## Goal of the exercise
Copy out every line in the entries below that includes "with".

** BEGIN Input rows **

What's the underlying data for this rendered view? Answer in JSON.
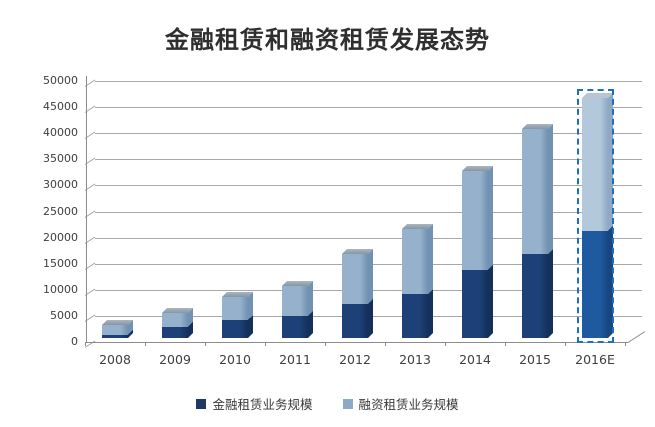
{
  "chart_data": {
    "type": "bar",
    "stacked": true,
    "title": "金融租赁和融资租赁发展态势",
    "categories": [
      "2008",
      "2009",
      "2010",
      "2011",
      "2012",
      "2013",
      "2014",
      "2015",
      "2016E"
    ],
    "series": [
      {
        "name": "金融租赁业务规模",
        "color": "#1c4077",
        "side_color": "#15305a",
        "legend_color": "#1f3864",
        "values": [
          600,
          2200,
          3500,
          4300,
          6500,
          8500,
          13000,
          16000,
          20500
        ]
      },
      {
        "name": "融资租赁业务规模",
        "color": "#96b1cc",
        "side_color": "#7192b2",
        "legend_color": "#8ea9c6",
        "values": [
          1900,
          2600,
          4500,
          5700,
          9500,
          12500,
          19000,
          24000,
          25500
        ]
      }
    ],
    "ylim": [
      0,
      50000
    ],
    "ytick_step": 5000,
    "ytick_labels": [
      "50000",
      "45000",
      "40000",
      "35000",
      "30000",
      "25000",
      "20000",
      "15000",
      "10000",
      "5000",
      "0"
    ],
    "grid": true,
    "legend_position": "bottom",
    "forecast_category": "2016E",
    "forecast_outline_color": "#1f6fbf",
    "forecast_colors": {
      "dark": "#1d5aa0",
      "dark_side": "#164781",
      "light": "#b4c8dc",
      "light_side": "#8fa9c4",
      "cap": "#b9c5d1"
    },
    "cap_color": "#8795a3",
    "cap_color_hi": "#aab6c1"
  }
}
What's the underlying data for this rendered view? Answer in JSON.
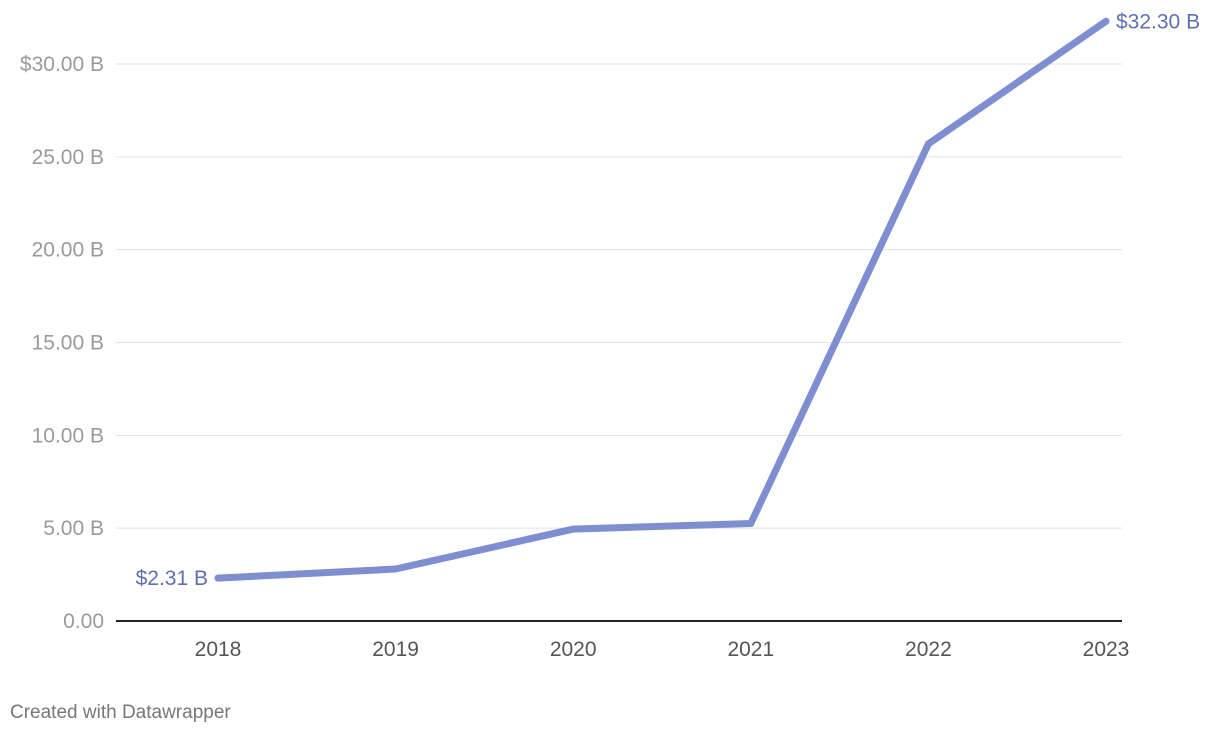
{
  "chart_data": {
    "type": "line",
    "x": [
      "2018",
      "2019",
      "2020",
      "2021",
      "2022",
      "2023"
    ],
    "series": [
      {
        "values": [
          2.31,
          2.8,
          4.95,
          5.25,
          25.7,
          32.3
        ],
        "color": "#7d8fd1"
      }
    ],
    "ylim": [
      0,
      30
    ],
    "y_ticks": [
      0,
      5,
      10,
      15,
      20,
      25,
      30
    ],
    "y_tick_labels": [
      "0.00",
      "5.00 B",
      "10.00 B",
      "15.00 B",
      "20.00 B",
      "25.00 B",
      "$30.00 B"
    ],
    "data_labels": {
      "first": "$2.31 B",
      "last": "$32.30 B"
    },
    "grid": true
  },
  "footer": {
    "credit": "Created with Datawrapper"
  }
}
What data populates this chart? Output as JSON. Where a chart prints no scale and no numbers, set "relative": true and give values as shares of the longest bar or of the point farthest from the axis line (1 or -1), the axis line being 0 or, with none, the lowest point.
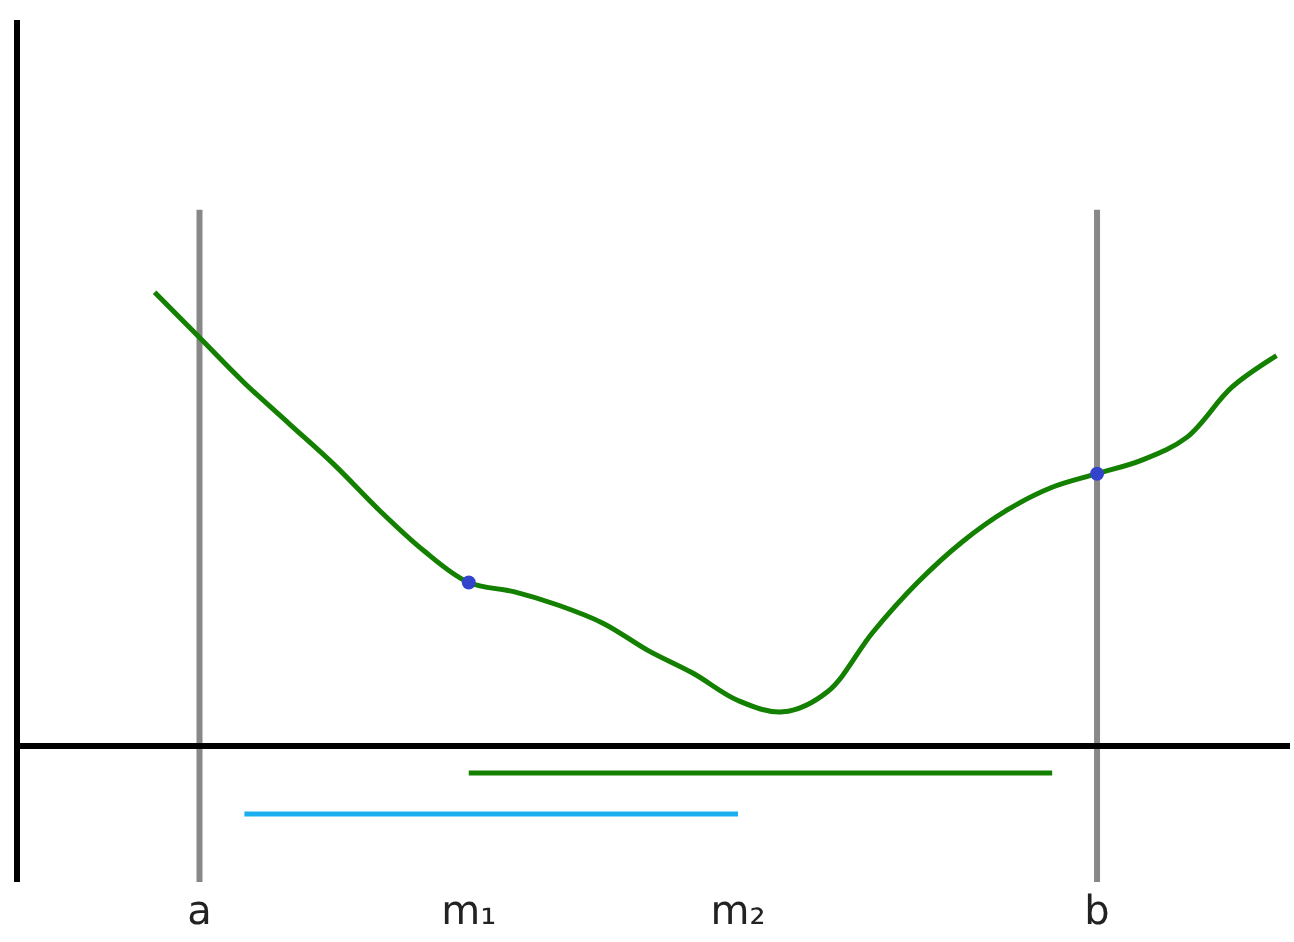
{
  "chart_data": {
    "type": "line",
    "relative": true,
    "categories": [
      null,
      "a",
      null,
      null,
      null,
      null,
      null,
      "m₁",
      null,
      null,
      null,
      null,
      null,
      "m₂",
      null,
      null,
      null,
      null,
      null,
      null,
      null,
      "b",
      null,
      null,
      null,
      null
    ],
    "series": [
      {
        "color": "#138000",
        "values": [
          1.0,
          0.9,
          0.8,
          0.71,
          0.62,
          0.52,
          0.43,
          0.36,
          0.34,
          0.31,
          0.27,
          0.21,
          0.16,
          0.1,
          0.075,
          0.12,
          0.25,
          0.36,
          0.45,
          0.52,
          0.57,
          0.6,
          0.63,
          0.68,
          0.79,
          0.86
        ]
      },
      {
        "type": "scatter",
        "color": "#3344cc",
        "marker": "circle",
        "values": [
          null,
          null,
          null,
          null,
          null,
          null,
          null,
          0.36,
          null,
          null,
          null,
          null,
          null,
          null,
          null,
          null,
          null,
          null,
          null,
          null,
          null,
          0.6,
          null,
          null,
          null,
          null
        ]
      },
      {
        "color": "#1ab0f0",
        "values": [
          null,
          null,
          -0.15,
          -0.15,
          -0.15,
          -0.15,
          -0.15,
          -0.15,
          -0.15,
          -0.15,
          -0.15,
          -0.15,
          -0.15,
          -0.15,
          null,
          null,
          null,
          null,
          null,
          null,
          null,
          null,
          null,
          null,
          null,
          null
        ]
      },
      {
        "color": "#138000",
        "values": [
          null,
          null,
          null,
          null,
          null,
          null,
          null,
          -0.06,
          -0.06,
          -0.06,
          -0.06,
          -0.06,
          -0.06,
          -0.06,
          -0.06,
          -0.06,
          -0.06,
          -0.06,
          -0.06,
          -0.06,
          -0.06,
          null,
          null,
          null,
          null,
          null
        ]
      }
    ],
    "ref_lines": [
      {
        "axis": "x",
        "value": "a",
        "color": "#888888"
      },
      {
        "axis": "x",
        "value": "b",
        "color": "#888888"
      }
    ]
  }
}
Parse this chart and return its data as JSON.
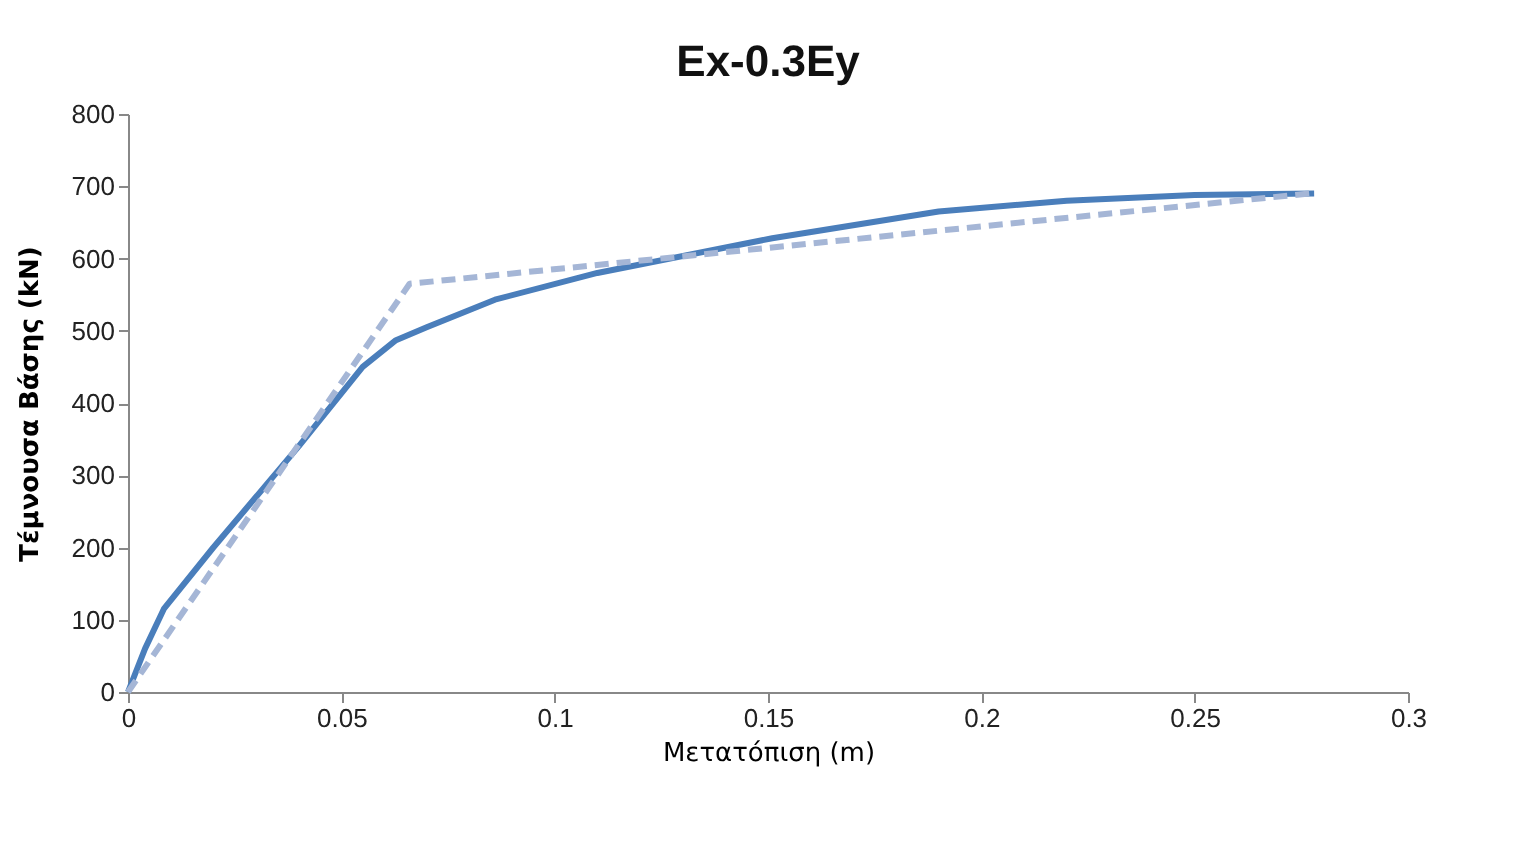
{
  "chart_data": {
    "type": "line",
    "title": "Ex-0.3Ey",
    "xlabel": "Μετατόπιση (m)",
    "ylabel": "Τέμνουσα Βάσης (kN)",
    "xlim": [
      0,
      0.3
    ],
    "xticks": [
      0,
      0.05,
      0.1,
      0.15,
      0.2,
      0.25,
      0.3
    ],
    "ylim": [
      0,
      800
    ],
    "yticks": [
      0,
      100,
      200,
      300,
      400,
      500,
      600,
      700,
      800
    ],
    "grid": false,
    "series": [
      {
        "color": "#4a7ebb",
        "line_style": "solid",
        "x": [
          0,
          0.004,
          0.0084,
          0.02,
          0.04,
          0.055,
          0.0628,
          0.07,
          0.086,
          0.11,
          0.151,
          0.19,
          0.22,
          0.25,
          0.278
        ],
        "values": [
          0,
          60,
          115,
          200,
          340,
          450,
          487,
          505,
          543,
          580,
          628,
          665,
          680,
          688,
          690
        ]
      },
      {
        "color": "#a5b6d6",
        "line_style": "dashed",
        "x": [
          0,
          0.066,
          0.277
        ],
        "values": [
          0,
          565,
          690
        ]
      }
    ]
  }
}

** END Input rows **

## The solution
    "credit": "Created with Datawrapper"
What data populates this chart? Output as JSON. Where a chart prints no scale and no numbers, set "relative": true and give values as shares of the longest bar or of the point farthest from the axis line (1 or -1), the axis line being 0 or, with none, the lowest point.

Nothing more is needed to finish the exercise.